WHAT YOU ARE ASKED TO DO »
Return only the number of lines holding the word "describing".

[Rows from a dataset]
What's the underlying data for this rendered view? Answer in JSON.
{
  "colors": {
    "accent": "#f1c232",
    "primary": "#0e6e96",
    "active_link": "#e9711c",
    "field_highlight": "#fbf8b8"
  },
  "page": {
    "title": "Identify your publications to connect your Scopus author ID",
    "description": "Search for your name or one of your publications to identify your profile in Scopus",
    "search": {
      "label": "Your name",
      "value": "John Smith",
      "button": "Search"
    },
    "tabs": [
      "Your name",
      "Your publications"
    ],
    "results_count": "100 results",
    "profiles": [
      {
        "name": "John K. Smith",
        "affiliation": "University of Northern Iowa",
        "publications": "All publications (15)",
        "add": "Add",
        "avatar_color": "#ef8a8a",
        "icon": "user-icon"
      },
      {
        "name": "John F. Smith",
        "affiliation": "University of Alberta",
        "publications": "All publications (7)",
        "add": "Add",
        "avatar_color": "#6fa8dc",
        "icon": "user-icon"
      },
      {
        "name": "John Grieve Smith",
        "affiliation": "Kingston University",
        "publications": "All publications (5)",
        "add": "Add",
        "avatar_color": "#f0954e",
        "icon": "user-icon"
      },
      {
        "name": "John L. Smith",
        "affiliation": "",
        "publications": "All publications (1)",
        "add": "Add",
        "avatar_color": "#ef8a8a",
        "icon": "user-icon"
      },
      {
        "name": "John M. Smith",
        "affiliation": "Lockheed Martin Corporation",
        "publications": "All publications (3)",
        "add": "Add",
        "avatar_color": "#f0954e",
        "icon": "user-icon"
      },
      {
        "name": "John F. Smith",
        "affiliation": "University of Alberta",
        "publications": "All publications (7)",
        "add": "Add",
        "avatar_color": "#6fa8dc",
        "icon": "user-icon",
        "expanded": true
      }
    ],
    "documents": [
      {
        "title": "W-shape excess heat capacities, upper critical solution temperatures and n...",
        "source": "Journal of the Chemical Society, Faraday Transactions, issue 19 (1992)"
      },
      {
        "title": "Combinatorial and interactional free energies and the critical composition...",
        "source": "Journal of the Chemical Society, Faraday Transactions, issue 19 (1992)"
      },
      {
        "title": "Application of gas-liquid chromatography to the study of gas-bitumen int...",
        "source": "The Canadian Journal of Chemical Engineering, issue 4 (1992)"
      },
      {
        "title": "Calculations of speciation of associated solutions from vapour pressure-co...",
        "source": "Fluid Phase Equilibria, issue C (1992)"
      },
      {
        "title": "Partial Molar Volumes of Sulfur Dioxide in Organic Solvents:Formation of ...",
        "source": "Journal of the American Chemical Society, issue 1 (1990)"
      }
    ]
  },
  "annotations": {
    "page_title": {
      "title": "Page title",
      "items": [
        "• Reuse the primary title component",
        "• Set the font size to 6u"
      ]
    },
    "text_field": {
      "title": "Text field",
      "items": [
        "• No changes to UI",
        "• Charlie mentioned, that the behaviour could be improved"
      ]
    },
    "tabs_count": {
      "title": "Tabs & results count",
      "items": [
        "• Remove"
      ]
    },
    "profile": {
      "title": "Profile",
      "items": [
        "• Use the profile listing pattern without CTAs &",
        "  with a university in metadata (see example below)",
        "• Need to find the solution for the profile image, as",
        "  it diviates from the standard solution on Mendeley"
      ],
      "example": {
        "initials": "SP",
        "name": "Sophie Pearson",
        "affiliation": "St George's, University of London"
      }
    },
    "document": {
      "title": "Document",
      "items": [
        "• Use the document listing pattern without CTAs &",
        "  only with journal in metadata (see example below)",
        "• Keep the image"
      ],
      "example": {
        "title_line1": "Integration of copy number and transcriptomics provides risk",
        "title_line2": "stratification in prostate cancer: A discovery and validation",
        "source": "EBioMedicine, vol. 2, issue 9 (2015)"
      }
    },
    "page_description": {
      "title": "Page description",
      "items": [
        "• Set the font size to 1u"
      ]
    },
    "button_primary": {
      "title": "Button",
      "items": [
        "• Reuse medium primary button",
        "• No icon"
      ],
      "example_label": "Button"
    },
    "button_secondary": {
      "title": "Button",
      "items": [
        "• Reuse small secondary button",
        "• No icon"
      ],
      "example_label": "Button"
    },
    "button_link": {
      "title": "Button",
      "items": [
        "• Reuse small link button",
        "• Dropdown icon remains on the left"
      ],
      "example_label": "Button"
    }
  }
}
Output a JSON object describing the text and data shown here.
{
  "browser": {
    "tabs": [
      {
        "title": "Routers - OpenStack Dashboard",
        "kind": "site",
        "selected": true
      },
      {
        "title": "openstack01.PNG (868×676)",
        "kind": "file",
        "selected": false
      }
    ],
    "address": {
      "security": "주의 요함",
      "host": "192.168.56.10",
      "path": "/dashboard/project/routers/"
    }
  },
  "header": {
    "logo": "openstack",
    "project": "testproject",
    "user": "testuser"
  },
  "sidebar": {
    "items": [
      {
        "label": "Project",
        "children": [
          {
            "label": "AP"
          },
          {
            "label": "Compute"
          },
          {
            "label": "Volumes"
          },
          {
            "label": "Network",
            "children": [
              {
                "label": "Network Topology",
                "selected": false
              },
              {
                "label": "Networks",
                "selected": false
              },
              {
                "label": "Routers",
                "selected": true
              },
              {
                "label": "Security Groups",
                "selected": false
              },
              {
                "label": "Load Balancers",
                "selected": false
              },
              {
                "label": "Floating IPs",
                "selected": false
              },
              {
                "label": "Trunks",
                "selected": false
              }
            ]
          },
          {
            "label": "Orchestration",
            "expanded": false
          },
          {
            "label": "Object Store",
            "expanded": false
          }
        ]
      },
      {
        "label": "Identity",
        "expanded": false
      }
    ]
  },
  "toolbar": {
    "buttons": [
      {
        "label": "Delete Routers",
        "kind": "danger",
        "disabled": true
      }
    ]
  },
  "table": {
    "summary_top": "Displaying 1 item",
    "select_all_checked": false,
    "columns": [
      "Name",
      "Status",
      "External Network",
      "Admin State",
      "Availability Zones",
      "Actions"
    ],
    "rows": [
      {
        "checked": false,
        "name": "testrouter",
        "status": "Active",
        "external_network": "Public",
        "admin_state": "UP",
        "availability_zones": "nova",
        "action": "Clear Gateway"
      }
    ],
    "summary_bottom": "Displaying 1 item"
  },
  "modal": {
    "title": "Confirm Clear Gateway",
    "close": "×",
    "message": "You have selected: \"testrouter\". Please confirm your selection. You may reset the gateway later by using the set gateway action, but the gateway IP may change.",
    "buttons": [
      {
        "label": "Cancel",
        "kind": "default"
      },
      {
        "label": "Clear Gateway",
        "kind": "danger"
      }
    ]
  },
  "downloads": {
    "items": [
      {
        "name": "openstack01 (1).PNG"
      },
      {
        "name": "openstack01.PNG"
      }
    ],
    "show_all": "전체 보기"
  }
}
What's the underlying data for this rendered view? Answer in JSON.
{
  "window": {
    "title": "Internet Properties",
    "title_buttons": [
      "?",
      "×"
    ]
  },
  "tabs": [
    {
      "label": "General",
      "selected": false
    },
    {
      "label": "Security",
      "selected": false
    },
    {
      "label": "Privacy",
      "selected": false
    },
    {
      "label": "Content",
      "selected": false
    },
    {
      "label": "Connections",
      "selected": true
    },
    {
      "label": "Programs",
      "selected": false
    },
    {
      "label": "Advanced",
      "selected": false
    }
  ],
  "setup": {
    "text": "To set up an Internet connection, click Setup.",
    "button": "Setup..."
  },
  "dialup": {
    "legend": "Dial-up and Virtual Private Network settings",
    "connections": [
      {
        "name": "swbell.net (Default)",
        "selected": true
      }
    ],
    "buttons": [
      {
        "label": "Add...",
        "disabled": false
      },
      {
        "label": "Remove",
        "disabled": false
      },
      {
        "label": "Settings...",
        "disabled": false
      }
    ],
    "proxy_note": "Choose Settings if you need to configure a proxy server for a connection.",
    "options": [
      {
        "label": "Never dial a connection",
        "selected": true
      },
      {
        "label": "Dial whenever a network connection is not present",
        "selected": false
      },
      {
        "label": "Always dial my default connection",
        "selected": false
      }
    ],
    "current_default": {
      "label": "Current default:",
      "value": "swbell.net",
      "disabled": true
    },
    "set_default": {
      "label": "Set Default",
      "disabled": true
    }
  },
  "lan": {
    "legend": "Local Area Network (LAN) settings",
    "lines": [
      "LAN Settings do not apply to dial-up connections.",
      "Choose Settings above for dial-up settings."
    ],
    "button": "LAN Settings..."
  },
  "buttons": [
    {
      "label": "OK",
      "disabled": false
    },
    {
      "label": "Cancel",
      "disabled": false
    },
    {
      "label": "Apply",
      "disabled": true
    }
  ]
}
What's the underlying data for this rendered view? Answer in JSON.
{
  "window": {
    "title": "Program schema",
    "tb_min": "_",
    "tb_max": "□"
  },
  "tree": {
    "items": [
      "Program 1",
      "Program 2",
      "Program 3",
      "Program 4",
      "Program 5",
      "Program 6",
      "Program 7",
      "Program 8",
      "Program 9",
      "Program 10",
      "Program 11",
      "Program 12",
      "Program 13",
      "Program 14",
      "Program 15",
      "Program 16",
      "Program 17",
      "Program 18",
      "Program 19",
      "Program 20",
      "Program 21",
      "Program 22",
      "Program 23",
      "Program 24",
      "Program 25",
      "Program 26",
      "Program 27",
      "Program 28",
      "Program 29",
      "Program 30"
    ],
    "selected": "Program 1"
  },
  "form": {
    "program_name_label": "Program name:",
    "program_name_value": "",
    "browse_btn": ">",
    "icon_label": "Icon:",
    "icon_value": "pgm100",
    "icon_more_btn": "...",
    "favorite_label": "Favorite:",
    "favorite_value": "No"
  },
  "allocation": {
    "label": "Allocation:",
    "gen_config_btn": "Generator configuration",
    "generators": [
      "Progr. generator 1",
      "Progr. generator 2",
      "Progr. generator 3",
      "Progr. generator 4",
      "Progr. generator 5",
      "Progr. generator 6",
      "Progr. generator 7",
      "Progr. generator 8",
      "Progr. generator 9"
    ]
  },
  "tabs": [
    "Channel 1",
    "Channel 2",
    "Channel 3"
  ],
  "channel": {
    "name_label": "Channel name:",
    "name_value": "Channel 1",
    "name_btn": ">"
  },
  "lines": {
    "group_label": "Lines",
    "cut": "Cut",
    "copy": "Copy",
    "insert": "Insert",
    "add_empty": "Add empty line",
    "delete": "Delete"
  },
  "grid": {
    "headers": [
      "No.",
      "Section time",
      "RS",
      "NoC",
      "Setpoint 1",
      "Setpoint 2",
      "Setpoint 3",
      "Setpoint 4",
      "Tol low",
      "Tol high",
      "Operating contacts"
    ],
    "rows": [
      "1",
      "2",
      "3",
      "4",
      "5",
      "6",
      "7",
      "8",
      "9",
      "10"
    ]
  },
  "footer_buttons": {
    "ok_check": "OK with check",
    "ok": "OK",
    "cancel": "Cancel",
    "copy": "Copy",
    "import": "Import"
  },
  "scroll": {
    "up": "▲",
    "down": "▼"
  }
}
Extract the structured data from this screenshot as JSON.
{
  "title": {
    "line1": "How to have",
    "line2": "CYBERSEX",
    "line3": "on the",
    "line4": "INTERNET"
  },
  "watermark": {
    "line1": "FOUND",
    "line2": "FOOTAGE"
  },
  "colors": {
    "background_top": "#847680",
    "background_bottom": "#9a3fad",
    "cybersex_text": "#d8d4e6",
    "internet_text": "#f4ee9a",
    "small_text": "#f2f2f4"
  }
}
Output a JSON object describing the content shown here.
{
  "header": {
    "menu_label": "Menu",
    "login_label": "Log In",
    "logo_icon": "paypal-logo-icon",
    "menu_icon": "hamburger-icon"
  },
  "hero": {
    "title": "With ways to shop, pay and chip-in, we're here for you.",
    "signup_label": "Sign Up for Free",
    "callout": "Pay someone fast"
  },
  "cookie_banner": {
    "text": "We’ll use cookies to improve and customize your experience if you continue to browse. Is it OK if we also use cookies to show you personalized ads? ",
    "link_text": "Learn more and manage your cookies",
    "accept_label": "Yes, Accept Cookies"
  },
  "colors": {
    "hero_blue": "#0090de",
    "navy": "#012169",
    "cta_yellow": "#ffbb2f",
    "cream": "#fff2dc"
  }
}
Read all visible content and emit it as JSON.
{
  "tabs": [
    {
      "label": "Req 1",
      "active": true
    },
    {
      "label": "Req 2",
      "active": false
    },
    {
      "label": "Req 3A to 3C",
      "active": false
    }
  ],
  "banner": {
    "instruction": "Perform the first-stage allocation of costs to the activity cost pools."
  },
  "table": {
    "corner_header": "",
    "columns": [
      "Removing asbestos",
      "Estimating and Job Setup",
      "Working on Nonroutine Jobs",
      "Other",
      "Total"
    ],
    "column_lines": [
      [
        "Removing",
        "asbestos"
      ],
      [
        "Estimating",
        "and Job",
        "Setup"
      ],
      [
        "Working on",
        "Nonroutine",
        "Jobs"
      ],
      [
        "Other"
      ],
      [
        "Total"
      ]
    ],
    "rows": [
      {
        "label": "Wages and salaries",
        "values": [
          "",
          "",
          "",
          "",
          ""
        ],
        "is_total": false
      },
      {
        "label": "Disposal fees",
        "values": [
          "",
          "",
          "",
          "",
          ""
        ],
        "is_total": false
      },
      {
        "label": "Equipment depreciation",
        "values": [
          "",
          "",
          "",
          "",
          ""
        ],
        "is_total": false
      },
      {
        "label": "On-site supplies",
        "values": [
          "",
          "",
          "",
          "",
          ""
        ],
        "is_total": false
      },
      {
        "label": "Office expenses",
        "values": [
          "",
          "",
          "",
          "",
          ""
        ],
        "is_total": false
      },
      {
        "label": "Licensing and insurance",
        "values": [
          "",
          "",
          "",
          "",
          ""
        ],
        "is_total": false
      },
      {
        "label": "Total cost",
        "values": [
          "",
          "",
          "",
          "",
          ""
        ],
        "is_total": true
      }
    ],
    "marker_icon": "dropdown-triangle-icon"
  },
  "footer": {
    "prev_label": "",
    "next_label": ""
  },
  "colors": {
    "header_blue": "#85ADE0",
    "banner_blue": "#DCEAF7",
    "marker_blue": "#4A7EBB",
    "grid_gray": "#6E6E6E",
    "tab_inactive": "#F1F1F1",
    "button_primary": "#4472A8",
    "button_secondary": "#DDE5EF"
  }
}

RESULT BELOW »
2